### [The problem]
Copy out every line of the data exactly.

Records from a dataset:
###
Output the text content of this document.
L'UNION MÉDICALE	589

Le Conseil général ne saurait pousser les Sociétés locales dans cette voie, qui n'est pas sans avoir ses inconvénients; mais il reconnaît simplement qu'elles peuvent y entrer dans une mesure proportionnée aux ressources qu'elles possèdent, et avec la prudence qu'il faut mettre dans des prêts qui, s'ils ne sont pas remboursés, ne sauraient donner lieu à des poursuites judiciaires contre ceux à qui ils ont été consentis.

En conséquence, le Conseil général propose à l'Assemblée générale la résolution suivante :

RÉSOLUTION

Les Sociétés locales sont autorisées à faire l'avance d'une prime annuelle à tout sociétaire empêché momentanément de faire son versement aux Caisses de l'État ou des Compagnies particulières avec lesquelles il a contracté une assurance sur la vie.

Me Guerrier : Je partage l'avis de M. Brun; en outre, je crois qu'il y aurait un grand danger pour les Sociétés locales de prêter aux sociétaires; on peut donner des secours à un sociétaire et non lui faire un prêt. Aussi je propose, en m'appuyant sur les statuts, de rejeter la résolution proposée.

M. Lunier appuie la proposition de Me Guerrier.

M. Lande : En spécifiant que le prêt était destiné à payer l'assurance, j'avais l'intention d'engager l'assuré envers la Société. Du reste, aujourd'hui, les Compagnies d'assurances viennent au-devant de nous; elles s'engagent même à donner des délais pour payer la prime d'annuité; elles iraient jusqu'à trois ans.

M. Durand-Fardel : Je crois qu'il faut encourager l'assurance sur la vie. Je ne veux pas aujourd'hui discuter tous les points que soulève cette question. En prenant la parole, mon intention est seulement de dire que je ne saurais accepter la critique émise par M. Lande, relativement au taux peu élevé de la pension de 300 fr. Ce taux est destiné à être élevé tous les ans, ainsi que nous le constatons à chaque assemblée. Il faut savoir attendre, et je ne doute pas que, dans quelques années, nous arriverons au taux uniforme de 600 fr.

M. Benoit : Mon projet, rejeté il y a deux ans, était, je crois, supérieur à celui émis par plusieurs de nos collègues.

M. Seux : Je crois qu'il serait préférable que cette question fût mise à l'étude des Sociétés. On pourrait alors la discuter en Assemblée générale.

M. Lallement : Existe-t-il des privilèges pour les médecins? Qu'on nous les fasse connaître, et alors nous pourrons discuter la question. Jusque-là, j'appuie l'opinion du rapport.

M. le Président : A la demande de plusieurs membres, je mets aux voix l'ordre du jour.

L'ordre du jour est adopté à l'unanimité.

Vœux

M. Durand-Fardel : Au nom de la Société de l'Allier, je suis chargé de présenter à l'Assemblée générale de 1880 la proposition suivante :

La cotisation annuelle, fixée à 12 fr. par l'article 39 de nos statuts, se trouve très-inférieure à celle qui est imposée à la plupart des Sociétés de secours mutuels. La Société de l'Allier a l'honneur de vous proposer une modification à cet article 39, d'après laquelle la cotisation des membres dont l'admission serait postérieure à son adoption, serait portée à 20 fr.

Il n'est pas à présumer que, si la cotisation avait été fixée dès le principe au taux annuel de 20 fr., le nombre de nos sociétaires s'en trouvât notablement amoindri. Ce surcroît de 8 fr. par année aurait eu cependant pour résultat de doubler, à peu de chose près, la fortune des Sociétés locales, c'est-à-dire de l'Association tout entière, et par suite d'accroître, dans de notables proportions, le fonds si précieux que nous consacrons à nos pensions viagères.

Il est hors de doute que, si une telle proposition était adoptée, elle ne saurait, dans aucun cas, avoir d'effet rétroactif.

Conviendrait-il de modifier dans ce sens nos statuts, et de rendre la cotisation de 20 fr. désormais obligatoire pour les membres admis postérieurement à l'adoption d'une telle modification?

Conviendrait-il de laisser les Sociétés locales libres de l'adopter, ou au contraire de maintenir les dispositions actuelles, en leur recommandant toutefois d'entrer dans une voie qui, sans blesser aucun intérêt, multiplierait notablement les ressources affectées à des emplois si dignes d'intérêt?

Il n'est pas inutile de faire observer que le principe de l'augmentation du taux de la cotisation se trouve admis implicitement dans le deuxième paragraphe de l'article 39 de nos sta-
###
### [Expected answer]
Output the text content of this document.
L'UNION MÉDICALE	589

Le Conseil général ne saurait pousser les Sociétés locales dans cette voie, qui n'est pas sans avoir ses inconvénients; mais il reconnaît simplement qu'elles peuvent y entrer dans une mesure proportionnée aux ressources qu'elles possèdent, et avec la prudence qu'il faut mettre dans des prêts qui, s'ils ne sont pas remboursés, ne sauraient donner lieu à des poursuites judiciaires contre ceux à qui ils ont été consentis.

En conséquence, le Conseil général propose à l'Assemblée générale la résolution suivante :

RÉSOLUTION

Les Sociétés locales sont autorisées à faire l'avance d'une prime annuelle à tout sociétaire empêché momentanément de faire son versement aux Caisses de l'État ou des Compagnies particulières avec lesquelles il a contracté une assurance sur la vie.

Me Guerrier : Je partage l'avis de M. Brun; en outre, je crois qu'il y aurait un grand danger pour les Sociétés locales de prêter aux sociétaires; on peut donner des secours à un sociétaire et non lui faire un prêt. Aussi je propose, en m'appuyant sur les statuts, de rejeter la résolution proposée.

M. Lunier appuie la proposition de Me Guerrier.

M. Lande : En spécifiant que le prêt était destiné à payer l'assurance, j'avais l'intention d'engager l'assuré envers la Société. Du reste, aujourd'hui, les Compagnies d'assurances viennent au-devant de nous; elles s'engagent même à donner des délais pour payer la prime d'annuité; elles iraient jusqu'à trois ans.

M. Durand-Fardel : Je crois qu'il faut encourager l'assurance sur la vie. Je ne veux pas aujourd'hui discuter tous les points que soulève cette question. En prenant la parole, mon intention est seulement de dire que je ne saurais accepter la critique émise par M. Lande, relativement au taux peu élevé de la pension de 300 fr. Ce taux est destiné à être élevé tous les ans, ainsi que nous le constatons à chaque assemblée. Il faut savoir attendre, et je ne doute pas que, dans quelques années, nous arriverons au taux uniforme de 600 fr.

M. Benoit : Mon projet, rejeté il y a deux ans, était, je crois, supérieur à celui émis par plusieurs de nos collègues.

M. Seux : Je crois qu'il serait préférable que cette question fût mise à l'étude des Sociétés. On pourrait alors la discuter en Assemblée générale.

M. Lallement : Existe-t-il des privilèges pour les médecins? Qu'on nous les fasse connaître, et alors nous pourrons discuter la question. Jusque-là, j'appuie l'opinion du rapport.

M. le Président : A la demande de plusieurs membres, je mets aux voix l'ordre du jour.

L'ordre du jour est adopté à l'unanimité.

Vœux

M. Durand-Fardel : Au nom de la Société de l'Allier, je suis chargé de présenter à l'Assemblée générale de 1880 la proposition suivante :

La cotisation annuelle, fixée à 12 fr. par l'article 39 de nos statuts, se trouve très-inférieure à celle qui est imposée à la plupart des Sociétés de secours mutuels. La Société de l'Allier a l'honneur de vous proposer une modification à cet article 39, d'après laquelle la cotisation des membres dont l'admission serait postérieure à son adoption, serait portée à 20 fr.

Il n'est pas à présumer que, si la cotisation avait été fixée dès le principe au taux annuel de 20 fr., le nombre de nos sociétaires s'en trouvât notablement amoindri. Ce surcroît de 8 fr. par année aurait eu cependant pour résultat de doubler, à peu de chose près, la fortune des Sociétés locales, c'est-à-dire de l'Association tout entière, et par suite d'accroître, dans de notables proportions, le fonds si précieux que nous consacrons à nos pensions viagères.

Il est hors de doute que, si une telle proposition était adoptée, elle ne saurait, dans aucun cas, avoir d'effet rétroactif.

Conviendrait-il de modifier dans ce sens nos statuts, et de rendre la cotisation de 20 fr. désormais obligatoire pour les membres admis postérieurement à l'adoption d'une telle modification?

Conviendrait-il de laisser les Sociétés locales libres de l'adopter, ou au contraire de maintenir les dispositions actuelles, en leur recommandant toutefois d'entrer dans une voie qui, sans blesser aucun intérêt, multiplierait notablement les ressources affectées à des emplois si dignes d'intérêt?

Il n'est pas inutile de faire observer que le principe de l'augmentation du taux de la cotisation se trouve admis implicitement dans le deuxième paragraphe de l'article 39 de nos sta-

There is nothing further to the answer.